- Your task
Please work out how many lines in the material contain "Google" and give only that figure.

Dataset excerpt:
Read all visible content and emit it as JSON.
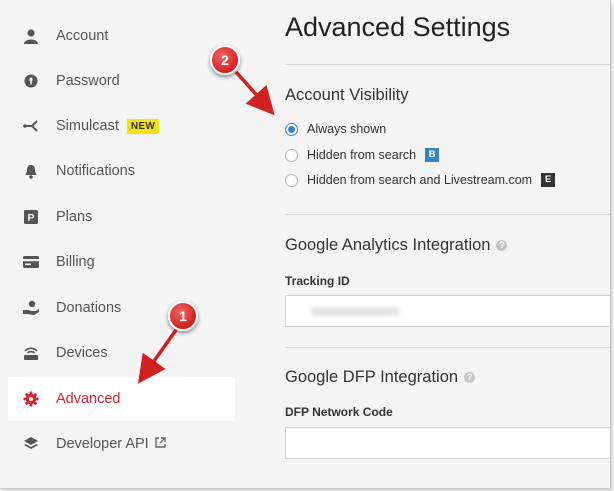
{
  "sidebar": {
    "items": [
      {
        "label": "Account",
        "icon": "person-icon"
      },
      {
        "label": "Password",
        "icon": "lock-icon"
      },
      {
        "label": "Simulcast",
        "icon": "simulcast-icon",
        "badge": "NEW"
      },
      {
        "label": "Notifications",
        "icon": "bell-icon"
      },
      {
        "label": "Plans",
        "icon": "plans-icon"
      },
      {
        "label": "Billing",
        "icon": "card-icon"
      },
      {
        "label": "Donations",
        "icon": "donation-hand-icon"
      },
      {
        "label": "Devices",
        "icon": "device-icon"
      },
      {
        "label": "Advanced",
        "icon": "gear-icon",
        "active": true
      },
      {
        "label": "Developer API",
        "icon": "layers-icon",
        "external": true
      }
    ]
  },
  "main": {
    "title": "Advanced Settings",
    "visibility": {
      "title": "Account Visibility",
      "options": [
        {
          "label": "Always shown",
          "checked": true
        },
        {
          "label": "Hidden from search",
          "tag": "B",
          "checked": false
        },
        {
          "label": "Hidden from search and Livestream.com",
          "tag": "E",
          "checked": false
        }
      ]
    },
    "analytics": {
      "title": "Google Analytics Integration",
      "field_label": "Tracking ID",
      "help": "?"
    },
    "dfp": {
      "title": "Google DFP Integration",
      "field_label": "DFP Network Code",
      "help": "?"
    }
  },
  "annotations": {
    "marker1": "1",
    "marker2": "2",
    "color": "#d41f1f"
  },
  "colors": {
    "accent": "#d9232e",
    "radio": "#3b84c4",
    "background": "#f4f4f4"
  }
}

- Answer to this exercise
2